*INSTRUÇÕES DO EXERCÍCIO*:
a. Reescreva de forma mais curta o parágrafo do texto sobre a Revolução Russa que começa com "Em 23 de fevereiro", conservando os fatos principais.
b. Por favor, copie do texto sobre a Revolução Russa o trecho entre "Em 23 de fevereiro" e "o havia embarcado.", inclusive.

*TEXTO FORNECIDO*:

----

Em 23 de fevereiro (segundo o calendário juliano, em vigor durante o czarismo; 8 de março para o resto do mundo, segundo o calendário gregoriano), de acordo com o Dia Internacional da Mulher, irrompe a primeira revolução ocorrida naquele ano na Rússia, sem nenhuma convocação prévia de nenhuma organização. Trabalhadoras têxteis saíram às ruas, e uma greve de 90.000 trabalhadores eclodiu no mesmo dia.

Este imenso país, que estava participando da Primeira Guerra Mundial às mãos da Inglaterra e da França, estava sentindo todas as dificuldades e mortes da carnificina imperialista em que o czarismo o havia embarcado.

Como homenagem, apresentamos o capítulo XI da “História da Revolução Russa” de Leon Trotsky, onde ele analisa a natureza instável do “duplo poder” que emergiu deste evento, seu desenvolvimento e conseqüências.

----

*DADOS FORNECIDOS*:
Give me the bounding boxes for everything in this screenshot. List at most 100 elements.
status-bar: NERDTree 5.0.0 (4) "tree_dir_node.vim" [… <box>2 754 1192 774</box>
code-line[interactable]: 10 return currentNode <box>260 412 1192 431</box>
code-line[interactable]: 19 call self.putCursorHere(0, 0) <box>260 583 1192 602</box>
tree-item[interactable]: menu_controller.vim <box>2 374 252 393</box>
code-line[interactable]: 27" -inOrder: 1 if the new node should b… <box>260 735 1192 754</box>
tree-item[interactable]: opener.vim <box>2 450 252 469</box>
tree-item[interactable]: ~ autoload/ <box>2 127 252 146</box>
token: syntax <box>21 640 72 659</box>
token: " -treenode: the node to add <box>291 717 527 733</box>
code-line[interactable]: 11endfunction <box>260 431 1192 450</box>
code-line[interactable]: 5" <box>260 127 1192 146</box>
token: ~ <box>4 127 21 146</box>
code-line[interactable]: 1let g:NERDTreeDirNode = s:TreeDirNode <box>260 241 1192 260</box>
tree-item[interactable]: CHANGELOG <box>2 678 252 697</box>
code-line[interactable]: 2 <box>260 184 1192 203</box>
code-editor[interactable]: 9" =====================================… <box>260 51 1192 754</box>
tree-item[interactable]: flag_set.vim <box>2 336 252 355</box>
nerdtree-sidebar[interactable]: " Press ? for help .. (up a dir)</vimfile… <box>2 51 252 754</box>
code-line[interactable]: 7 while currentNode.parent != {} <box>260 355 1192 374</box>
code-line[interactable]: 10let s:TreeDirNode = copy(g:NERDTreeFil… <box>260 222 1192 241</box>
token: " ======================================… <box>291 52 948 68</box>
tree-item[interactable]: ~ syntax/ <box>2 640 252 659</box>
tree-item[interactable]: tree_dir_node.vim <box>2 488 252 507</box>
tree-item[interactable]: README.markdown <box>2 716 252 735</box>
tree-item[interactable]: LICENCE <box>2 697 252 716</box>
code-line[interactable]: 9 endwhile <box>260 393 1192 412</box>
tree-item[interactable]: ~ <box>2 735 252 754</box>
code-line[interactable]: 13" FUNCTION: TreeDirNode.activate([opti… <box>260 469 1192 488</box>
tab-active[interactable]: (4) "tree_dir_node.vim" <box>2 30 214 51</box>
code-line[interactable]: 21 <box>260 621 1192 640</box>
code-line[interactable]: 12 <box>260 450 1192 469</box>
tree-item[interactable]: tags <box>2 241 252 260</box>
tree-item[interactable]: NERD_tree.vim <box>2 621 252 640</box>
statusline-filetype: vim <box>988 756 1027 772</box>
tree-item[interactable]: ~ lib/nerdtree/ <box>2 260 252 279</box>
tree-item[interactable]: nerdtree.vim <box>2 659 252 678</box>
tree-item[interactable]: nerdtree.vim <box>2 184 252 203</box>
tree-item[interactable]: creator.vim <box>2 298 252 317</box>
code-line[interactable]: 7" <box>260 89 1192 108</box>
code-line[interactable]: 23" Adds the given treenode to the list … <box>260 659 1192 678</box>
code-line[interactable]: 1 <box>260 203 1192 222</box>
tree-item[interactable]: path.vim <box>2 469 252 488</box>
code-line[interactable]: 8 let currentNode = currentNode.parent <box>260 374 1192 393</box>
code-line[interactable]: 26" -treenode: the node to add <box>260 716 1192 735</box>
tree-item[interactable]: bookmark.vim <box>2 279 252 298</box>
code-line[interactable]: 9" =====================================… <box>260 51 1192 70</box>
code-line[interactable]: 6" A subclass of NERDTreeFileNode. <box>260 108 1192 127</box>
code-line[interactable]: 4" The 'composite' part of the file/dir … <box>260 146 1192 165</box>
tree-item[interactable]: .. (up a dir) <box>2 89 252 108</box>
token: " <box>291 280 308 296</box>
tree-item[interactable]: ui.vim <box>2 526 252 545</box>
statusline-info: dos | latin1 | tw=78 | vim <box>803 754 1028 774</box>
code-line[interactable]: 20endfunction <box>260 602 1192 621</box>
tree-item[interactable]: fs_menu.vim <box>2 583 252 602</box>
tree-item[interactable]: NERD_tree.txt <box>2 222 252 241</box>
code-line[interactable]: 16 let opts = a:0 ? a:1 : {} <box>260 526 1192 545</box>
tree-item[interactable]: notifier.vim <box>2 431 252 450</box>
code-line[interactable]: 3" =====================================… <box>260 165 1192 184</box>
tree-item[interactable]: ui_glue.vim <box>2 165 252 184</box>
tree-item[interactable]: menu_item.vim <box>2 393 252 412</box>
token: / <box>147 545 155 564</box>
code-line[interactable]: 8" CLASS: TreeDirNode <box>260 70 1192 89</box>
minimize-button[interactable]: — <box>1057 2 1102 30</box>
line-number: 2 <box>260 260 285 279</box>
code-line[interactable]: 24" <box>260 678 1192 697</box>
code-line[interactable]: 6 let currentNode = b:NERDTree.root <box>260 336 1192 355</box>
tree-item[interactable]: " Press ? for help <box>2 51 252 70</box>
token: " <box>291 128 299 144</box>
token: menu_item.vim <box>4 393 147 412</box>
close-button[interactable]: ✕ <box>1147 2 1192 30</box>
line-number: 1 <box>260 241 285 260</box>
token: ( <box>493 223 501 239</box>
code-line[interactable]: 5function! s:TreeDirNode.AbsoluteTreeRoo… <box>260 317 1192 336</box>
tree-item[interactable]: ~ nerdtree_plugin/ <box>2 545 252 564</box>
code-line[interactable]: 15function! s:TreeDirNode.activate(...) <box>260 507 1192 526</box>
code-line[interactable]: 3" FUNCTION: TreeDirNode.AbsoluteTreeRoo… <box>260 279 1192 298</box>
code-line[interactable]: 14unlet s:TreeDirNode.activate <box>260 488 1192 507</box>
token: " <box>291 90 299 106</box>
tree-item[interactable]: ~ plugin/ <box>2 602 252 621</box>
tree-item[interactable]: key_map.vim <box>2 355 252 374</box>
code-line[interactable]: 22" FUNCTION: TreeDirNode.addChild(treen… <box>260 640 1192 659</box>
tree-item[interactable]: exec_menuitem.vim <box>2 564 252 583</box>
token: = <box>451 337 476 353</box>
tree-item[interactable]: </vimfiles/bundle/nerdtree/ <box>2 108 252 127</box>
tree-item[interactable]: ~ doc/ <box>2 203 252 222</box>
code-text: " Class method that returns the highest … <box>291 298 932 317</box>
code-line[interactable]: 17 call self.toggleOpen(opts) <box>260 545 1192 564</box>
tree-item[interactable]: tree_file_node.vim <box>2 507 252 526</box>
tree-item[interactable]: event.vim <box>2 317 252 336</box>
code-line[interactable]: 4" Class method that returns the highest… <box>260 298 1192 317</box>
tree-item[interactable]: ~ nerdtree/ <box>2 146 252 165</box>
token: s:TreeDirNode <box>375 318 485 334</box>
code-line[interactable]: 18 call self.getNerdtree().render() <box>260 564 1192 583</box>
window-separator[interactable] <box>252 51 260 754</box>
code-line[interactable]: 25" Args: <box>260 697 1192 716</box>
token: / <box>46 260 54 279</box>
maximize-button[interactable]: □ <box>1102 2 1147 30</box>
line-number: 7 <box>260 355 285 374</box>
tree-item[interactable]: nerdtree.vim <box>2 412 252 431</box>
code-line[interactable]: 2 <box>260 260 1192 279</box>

----

*RESPOSTAS POR TAREFA*:
a. Em 23 de fevereiro pelo calendário juliano (8 de março pelo gregoriano), no Dia Internacional da Mulher, começou sem convocação de nenhuma organização a primeira revolução daquele ano na Rússia. Trabalhadoras têxteis foram às ruas, e no mesmo dia eclodiu uma greve de 90.000 trabalhadores.

b.
Em 23 de fevereiro (segundo o calendário juliano, em vigor durante o czarismo; 8 de março para o resto do mundo, segundo o calendário gregoriano), de acordo com o Dia Internacional da Mulher, irrompe a primeira revolução ocorrida naquele ano na Rússia, sem nenhuma convocação prévia de nenhuma organização. Trabalhadoras têxteis saíram às ruas, e uma greve de 90.000 trabalhadores eclodiu no mesmo dia.

Este imenso país, que estava participando da Primeira Guerra Mundial às mãos da Inglaterra e da França, estava sentindo todas as dificuldades e mortes da carnificina imperialista em que o czarismo o havia embarcado.